◆ Given instruction
Repeat the records below exactly, leaving out any pictures.
..........
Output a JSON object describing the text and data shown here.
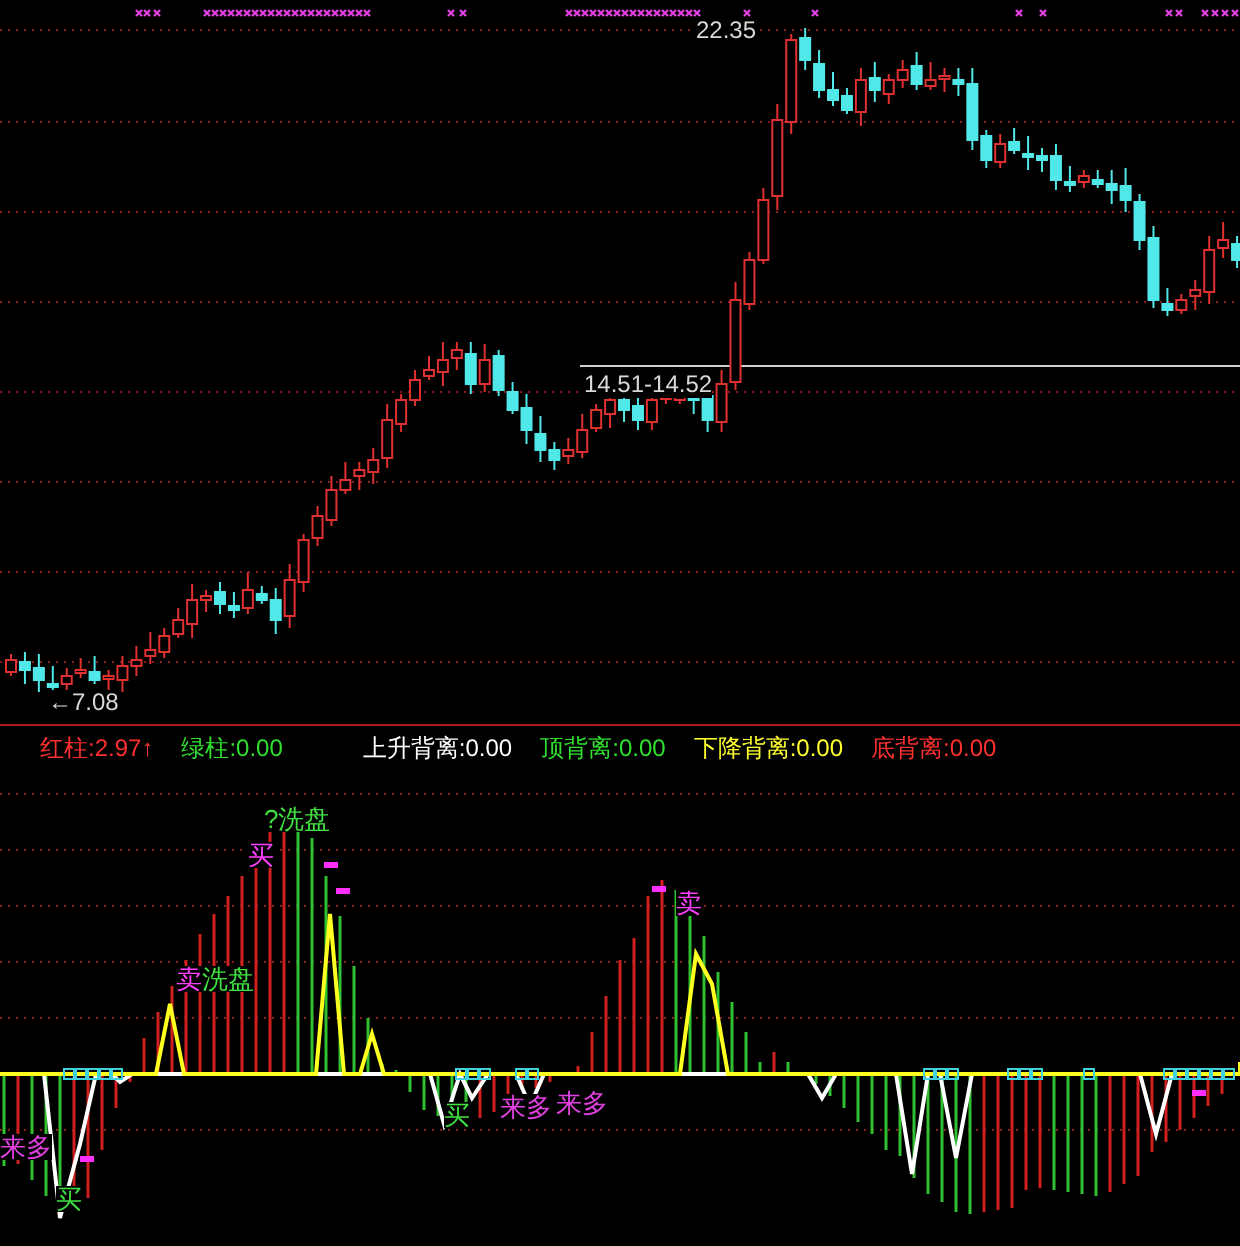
{
  "price_chart": {
    "annotations": [
      {
        "kind": "high",
        "text": "22.35"
      },
      {
        "kind": "range",
        "text": "14.51-14.52"
      },
      {
        "kind": "low",
        "text": "←7.08"
      }
    ]
  },
  "indicator_legend": [
    {
      "label": "红柱",
      "value": ":2.97",
      "arrow": "↑",
      "color": "#ff3030"
    },
    {
      "label": "绿柱",
      "value": ":0.00",
      "color": "#30e030"
    },
    {
      "label": "上升背离",
      "value": ":0.00",
      "color": "#ffffff"
    },
    {
      "label": "顶背离",
      "value": ":0.00",
      "color": "#30e030"
    },
    {
      "label": "下降背离",
      "value": ":0.00",
      "color": "#ffff30"
    },
    {
      "label": "底背离",
      "value": ":0.00",
      "color": "#ff3030"
    }
  ],
  "indicator_chart": {
    "signals": [
      {
        "text": "?洗盘",
        "color": "#40e040"
      },
      {
        "text": "买",
        "color": "#ff40ff"
      },
      {
        "text": "卖",
        "color": "#ff40ff"
      },
      {
        "text": "洗盘",
        "color": "#40e040"
      },
      {
        "text": "卖",
        "color": "#ff40ff"
      },
      {
        "text": "来多",
        "color": "#e040e0"
      },
      {
        "text": "买",
        "color": "#40e040"
      },
      {
        "text": "买",
        "color": "#40e040"
      },
      {
        "text": "来多",
        "color": "#e040e0"
      },
      {
        "text": "来多",
        "color": "#e040e0"
      }
    ]
  }
}
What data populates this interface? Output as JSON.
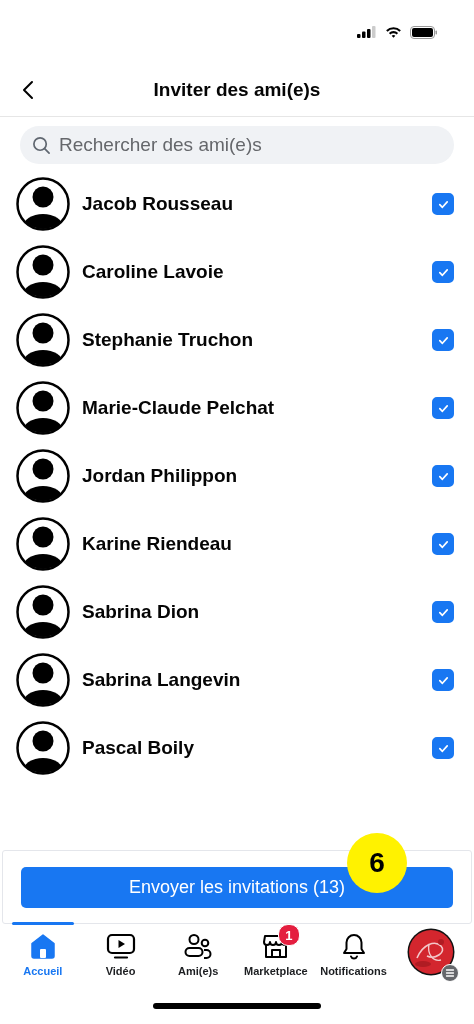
..........
◆ Final answer
Output a JSON object describing the text and data shown here.
{
  "price_chart": {
    "annotations": [
      {
        "kind": "high",
        "text": "22.35"
      },
      {
        "kind": "range",
        "text": "14.51-14.52"
      },
      {
        "kind": "low",
        "text": "←7.08"
      }
    ]
  },
  "indicator_legend": [
    {
      "label": "红柱",
      "value": ":2.97",
      "arrow": "↑",
      "color": "#ff3030"
    },
    {
      "label": "绿柱",
      "value": ":0.00",
      "color": "#30e030"
    },
    {
      "label": "上升背离",
      "value": ":0.00",
      "color": "#ffffff"
    },
    {
      "label": "顶背离",
      "value": ":0.00",
      "color": "#30e030"
    },
    {
      "label": "下降背离",
      "value": ":0.00",
      "color": "#ffff30"
    },
    {
      "label": "底背离",
      "value": ":0.00",
      "color": "#ff3030"
    }
  ],
  "indicator_chart": {
    "signals": [
      {
        "text": "?洗盘",
        "color": "#40e040"
      },
      {
        "text": "买",
        "color": "#ff40ff"
      },
      {
        "text": "卖",
        "color": "#ff40ff"
      },
      {
        "text": "洗盘",
        "color": "#40e040"
      },
      {
        "text": "卖",
        "color": "#ff40ff"
      },
      {
        "text": "来多",
        "color": "#e040e0"
      },
      {
        "text": "买",
        "color": "#40e040"
      },
      {
        "text": "买",
        "color": "#40e040"
      },
      {
        "text": "来多",
        "color": "#e040e0"
      },
      {
        "text": "来多",
        "color": "#e040e0"
      }
    ]
  }
}
What data populates this interface? Output as JSON.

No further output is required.